I'll keep looking, but any suggestions would be appreciated!

lgarrison commented 4 years ago

These problems smack of core affinity issues; i.e. the process affinity mask is set to only execute on one core. This can arise when using OMP_PROC_BIND, which does not appear to be the case here. Another way is when executing on a cluster using Slurm, LSF, or another queue system that launches your job or shell with a specific affinity mask (processes inherit their parent's affinity mask). Sometimes there are "resource binding" flags in the job allocation request that can affect affinity. @Christopher-Bradshaw, are you running on a cluster?

Even if not, a "rogue" Python package could be setting the affinity. Numpy does this, but only when using OMP_PROC_BIND, I think.

Regardless, I would try tracking the core affinity, starting at the C level inside Corrfunc to check if the affinity is actually restricted. Here is a sample program I have used in the past for this purpose:

#include <omp.h>
#include <stdio.h>
#include <sched.h>
#include <assert.h>
#include <stdlib.h>

int main(void){
    // First report the CPU affinity bitmask.
    cpu_set_t mask;
    int cpusetsize = sizeof(cpu_set_t);

    assert(sched_getaffinity(0, cpusetsize, &mask) == 0);

    int naff = CPU_COUNT_S(cpusetsize, &mask);

    printf("Core affinities (%d total): ", naff);
    for (int i = 0; i < CPU_SETSIZE; i++) {
        if(CPU_ISSET(i, &mask))
            printf("%d ", i);
    }
    printf("\n");

    int maxthreads = omp_get_max_threads();
    int nprocs = omp_get_num_procs();

    printf("omp_get_max_threads(): %d\n", maxthreads);
    printf("omp_get_num_procs(): %d\n", nprocs);

    return 0;
}

omp_get_max_threads() and omp_get_num_procs() are useful because the latter will be less than the former if the affinity was restricted at program startup.

If the affinity is actually restricted, then try going one level higher, into Python:

import psutil
print('Python affinity #:', len(psutil.Process().cpu_affinity()))

Place that print statement in a few strategic spots in the code, e.g. at startup, after imports, before running Corrfunc, and after running Corrfunc. See if anything changes.

lgarrison commented 4 years ago

I forgot to mention that to check the affinity of the shell, in Bash one can use:

taskset -c -p $$

where $$ gives you the PID of the shell in Bash.

Christopher-Bradshaw commented 4 years ago

Thanks a lot for the suggestions, I'll give them a try now. I am not running on a cluster, just my local desktop.

◆ Data listing ◆

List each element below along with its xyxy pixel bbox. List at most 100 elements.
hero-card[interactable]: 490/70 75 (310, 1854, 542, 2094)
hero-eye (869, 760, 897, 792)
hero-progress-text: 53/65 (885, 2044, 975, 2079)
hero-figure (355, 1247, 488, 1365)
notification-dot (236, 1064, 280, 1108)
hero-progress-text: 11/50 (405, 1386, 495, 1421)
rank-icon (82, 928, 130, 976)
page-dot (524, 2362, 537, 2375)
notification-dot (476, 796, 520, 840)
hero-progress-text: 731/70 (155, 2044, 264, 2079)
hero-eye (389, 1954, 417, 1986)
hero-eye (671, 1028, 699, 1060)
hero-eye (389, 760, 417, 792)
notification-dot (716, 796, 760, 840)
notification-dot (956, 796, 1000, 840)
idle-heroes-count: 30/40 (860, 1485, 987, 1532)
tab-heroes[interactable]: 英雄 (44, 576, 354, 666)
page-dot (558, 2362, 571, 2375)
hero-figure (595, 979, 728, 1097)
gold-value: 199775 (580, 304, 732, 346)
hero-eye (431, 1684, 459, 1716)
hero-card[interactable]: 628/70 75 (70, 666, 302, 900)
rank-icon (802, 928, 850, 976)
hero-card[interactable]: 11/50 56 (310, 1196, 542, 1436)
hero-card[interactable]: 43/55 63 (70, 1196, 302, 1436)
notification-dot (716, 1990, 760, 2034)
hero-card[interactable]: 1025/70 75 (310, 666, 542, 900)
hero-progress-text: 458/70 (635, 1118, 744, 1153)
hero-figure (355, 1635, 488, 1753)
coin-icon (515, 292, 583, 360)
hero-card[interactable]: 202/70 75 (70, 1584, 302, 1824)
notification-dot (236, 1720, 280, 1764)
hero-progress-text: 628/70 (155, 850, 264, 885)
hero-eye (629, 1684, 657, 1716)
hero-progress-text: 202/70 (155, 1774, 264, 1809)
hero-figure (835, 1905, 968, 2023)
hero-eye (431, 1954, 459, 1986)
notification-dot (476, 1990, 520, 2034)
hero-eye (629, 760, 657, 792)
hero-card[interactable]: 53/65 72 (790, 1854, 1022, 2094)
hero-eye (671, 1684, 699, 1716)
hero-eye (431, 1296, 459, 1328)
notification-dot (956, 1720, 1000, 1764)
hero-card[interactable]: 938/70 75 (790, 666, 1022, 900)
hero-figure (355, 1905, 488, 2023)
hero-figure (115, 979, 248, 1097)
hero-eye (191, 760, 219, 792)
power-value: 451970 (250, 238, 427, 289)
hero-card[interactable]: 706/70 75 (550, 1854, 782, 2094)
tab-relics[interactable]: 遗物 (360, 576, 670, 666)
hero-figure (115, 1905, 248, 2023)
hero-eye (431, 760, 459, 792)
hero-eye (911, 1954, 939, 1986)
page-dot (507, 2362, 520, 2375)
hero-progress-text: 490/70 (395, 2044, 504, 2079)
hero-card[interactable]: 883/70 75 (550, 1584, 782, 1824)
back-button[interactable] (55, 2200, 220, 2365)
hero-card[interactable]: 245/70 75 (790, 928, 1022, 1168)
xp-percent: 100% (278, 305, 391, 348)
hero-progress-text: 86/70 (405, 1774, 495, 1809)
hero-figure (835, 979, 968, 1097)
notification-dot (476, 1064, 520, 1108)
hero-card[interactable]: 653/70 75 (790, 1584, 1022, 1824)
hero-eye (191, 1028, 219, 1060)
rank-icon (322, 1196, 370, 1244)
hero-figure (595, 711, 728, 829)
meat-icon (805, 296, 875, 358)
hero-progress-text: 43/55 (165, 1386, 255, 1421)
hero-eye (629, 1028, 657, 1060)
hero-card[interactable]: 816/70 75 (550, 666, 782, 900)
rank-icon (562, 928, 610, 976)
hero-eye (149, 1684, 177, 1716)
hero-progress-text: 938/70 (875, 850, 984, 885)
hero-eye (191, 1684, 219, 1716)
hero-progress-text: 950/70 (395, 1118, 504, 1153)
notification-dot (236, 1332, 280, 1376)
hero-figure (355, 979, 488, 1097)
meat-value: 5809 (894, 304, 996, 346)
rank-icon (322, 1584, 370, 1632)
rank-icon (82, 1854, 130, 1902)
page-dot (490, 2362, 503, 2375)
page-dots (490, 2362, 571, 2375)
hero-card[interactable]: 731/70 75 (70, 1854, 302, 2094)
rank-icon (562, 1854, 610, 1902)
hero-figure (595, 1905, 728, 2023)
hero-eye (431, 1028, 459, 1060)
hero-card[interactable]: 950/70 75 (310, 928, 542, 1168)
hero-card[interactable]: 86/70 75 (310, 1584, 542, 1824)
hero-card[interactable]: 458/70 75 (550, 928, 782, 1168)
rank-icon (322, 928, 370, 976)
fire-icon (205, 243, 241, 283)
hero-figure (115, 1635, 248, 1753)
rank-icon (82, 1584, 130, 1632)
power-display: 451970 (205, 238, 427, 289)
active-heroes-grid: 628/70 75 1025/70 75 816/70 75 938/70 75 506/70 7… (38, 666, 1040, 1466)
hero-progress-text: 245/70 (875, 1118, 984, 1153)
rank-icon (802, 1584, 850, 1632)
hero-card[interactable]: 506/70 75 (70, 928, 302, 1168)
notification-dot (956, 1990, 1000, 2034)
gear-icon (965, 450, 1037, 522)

◆ Aim ◆
Reproduce the core affinity thread word for word, starting at "These problems smack" and stopping after "OMP_PROC_BIND, I think.".

◆ Exercise response ◆
These problems smack of core affinity issues; i.e. the process affinity mask is set to only execute on one core. This can arise when using OMP_PROC_BIND, which does not appear to be the case here. Another way is when executing on a cluster using Slurm, LSF, or another queue system that launches your job or shell with a specific affinity mask (processes inherit their parent's affinity mask). Sometimes there are "resource binding" flags in the job allocation request that can affect affinity. @Christopher-Bradshaw, are you running on a cluster?

Even if not, a "rogue" Python package could be setting the affinity. Numpy does this, but only when using OMP_PROC_BIND, I think.